*Work to do*.
Transcribe the listing exactly, leaving out every picture.
=== Recorded data ===
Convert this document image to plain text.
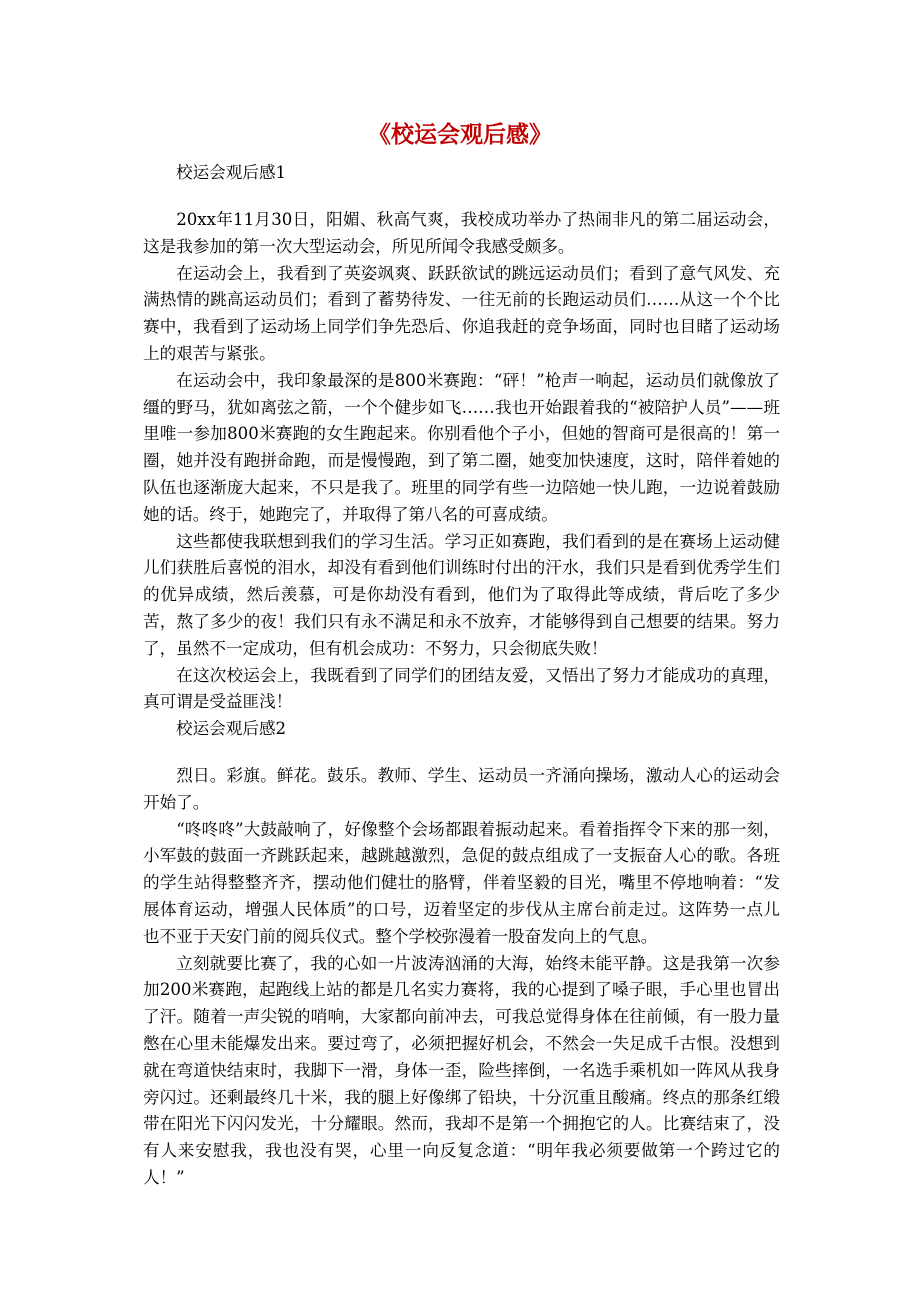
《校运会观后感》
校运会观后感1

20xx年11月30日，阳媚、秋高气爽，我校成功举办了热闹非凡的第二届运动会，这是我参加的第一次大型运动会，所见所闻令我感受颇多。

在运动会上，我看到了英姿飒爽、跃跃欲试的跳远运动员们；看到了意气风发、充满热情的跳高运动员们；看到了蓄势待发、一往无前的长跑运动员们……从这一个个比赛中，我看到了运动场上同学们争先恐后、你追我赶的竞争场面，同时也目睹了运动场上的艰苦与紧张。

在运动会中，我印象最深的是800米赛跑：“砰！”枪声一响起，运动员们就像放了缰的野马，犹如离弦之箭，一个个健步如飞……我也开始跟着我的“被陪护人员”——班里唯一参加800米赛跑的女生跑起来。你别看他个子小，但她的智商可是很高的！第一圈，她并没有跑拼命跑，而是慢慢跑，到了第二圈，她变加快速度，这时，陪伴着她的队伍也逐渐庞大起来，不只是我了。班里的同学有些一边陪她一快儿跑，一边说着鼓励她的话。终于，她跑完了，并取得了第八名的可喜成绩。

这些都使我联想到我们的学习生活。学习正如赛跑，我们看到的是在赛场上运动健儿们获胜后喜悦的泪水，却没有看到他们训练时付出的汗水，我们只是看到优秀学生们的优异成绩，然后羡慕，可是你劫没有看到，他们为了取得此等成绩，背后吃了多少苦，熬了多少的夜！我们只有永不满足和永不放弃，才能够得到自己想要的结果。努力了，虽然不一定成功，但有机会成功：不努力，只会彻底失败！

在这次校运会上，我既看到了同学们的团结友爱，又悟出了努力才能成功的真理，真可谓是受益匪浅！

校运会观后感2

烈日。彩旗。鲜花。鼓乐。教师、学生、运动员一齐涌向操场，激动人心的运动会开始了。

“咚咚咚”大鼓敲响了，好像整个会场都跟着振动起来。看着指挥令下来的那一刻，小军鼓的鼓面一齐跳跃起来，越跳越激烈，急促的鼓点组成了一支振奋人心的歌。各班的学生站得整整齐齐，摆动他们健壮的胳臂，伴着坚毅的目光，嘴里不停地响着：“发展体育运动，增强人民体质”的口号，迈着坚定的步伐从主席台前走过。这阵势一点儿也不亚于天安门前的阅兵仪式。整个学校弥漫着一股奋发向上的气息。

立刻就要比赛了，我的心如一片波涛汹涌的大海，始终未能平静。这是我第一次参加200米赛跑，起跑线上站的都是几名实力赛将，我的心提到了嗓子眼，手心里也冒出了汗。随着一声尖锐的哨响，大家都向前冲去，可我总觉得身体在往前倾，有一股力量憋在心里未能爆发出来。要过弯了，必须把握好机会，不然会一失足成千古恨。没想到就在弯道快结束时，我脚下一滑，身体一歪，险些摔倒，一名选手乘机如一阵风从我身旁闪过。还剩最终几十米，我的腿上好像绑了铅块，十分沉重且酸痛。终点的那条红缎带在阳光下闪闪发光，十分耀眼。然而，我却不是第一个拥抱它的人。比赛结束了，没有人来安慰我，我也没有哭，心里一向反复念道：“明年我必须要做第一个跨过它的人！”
===
*Output for this task*.
Convert this document image to plain text.
《校运会观后感》
校运会观后感1

20xx年11月30日，阳媚、秋高气爽，我校成功举办了热闹非凡的第二届运动会，这是我参加的第一次大型运动会，所见所闻令我感受颇多。

在运动会上，我看到了英姿飒爽、跃跃欲试的跳远运动员们；看到了意气风发、充满热情的跳高运动员们；看到了蓄势待发、一往无前的长跑运动员们……从这一个个比赛中，我看到了运动场上同学们争先恐后、你追我赶的竞争场面，同时也目睹了运动场上的艰苦与紧张。

在运动会中，我印象最深的是800米赛跑：“砰！”枪声一响起，运动员们就像放了缰的野马，犹如离弦之箭，一个个健步如飞……我也开始跟着我的“被陪护人员”——班里唯一参加800米赛跑的女生跑起来。你别看他个子小，但她的智商可是很高的！第一圈，她并没有跑拼命跑，而是慢慢跑，到了第二圈，她变加快速度，这时，陪伴着她的队伍也逐渐庞大起来，不只是我了。班里的同学有些一边陪她一快儿跑，一边说着鼓励她的话。终于，她跑完了，并取得了第八名的可喜成绩。

这些都使我联想到我们的学习生活。学习正如赛跑，我们看到的是在赛场上运动健儿们获胜后喜悦的泪水，却没有看到他们训练时付出的汗水，我们只是看到优秀学生们的优异成绩，然后羡慕，可是你劫没有看到，他们为了取得此等成绩，背后吃了多少苦，熬了多少的夜！我们只有永不满足和永不放弃，才能够得到自己想要的结果。努力了，虽然不一定成功，但有机会成功：不努力，只会彻底失败！

在这次校运会上，我既看到了同学们的团结友爱，又悟出了努力才能成功的真理，真可谓是受益匪浅！

校运会观后感2

烈日。彩旗。鲜花。鼓乐。教师、学生、运动员一齐涌向操场，激动人心的运动会开始了。

“咚咚咚”大鼓敲响了，好像整个会场都跟着振动起来。看着指挥令下来的那一刻，小军鼓的鼓面一齐跳跃起来，越跳越激烈，急促的鼓点组成了一支振奋人心的歌。各班的学生站得整整齐齐，摆动他们健壮的胳臂，伴着坚毅的目光，嘴里不停地响着：“发展体育运动，增强人民体质”的口号，迈着坚定的步伐从主席台前走过。这阵势一点儿也不亚于天安门前的阅兵仪式。整个学校弥漫着一股奋发向上的气息。

立刻就要比赛了，我的心如一片波涛汹涌的大海，始终未能平静。这是我第一次参加200米赛跑，起跑线上站的都是几名实力赛将，我的心提到了嗓子眼，手心里也冒出了汗。随着一声尖锐的哨响，大家都向前冲去，可我总觉得身体在往前倾，有一股力量憋在心里未能爆发出来。要过弯了，必须把握好机会，不然会一失足成千古恨。没想到就在弯道快结束时，我脚下一滑，身体一歪，险些摔倒，一名选手乘机如一阵风从我身旁闪过。还剩最终几十米，我的腿上好像绑了铅块，十分沉重且酸痛。终点的那条红缎带在阳光下闪闪发光，十分耀眼。然而，我却不是第一个拥抱它的人。比赛结束了，没有人来安慰我，我也没有哭，心里一向反复念道：“明年我必须要做第一个跨过它的人！”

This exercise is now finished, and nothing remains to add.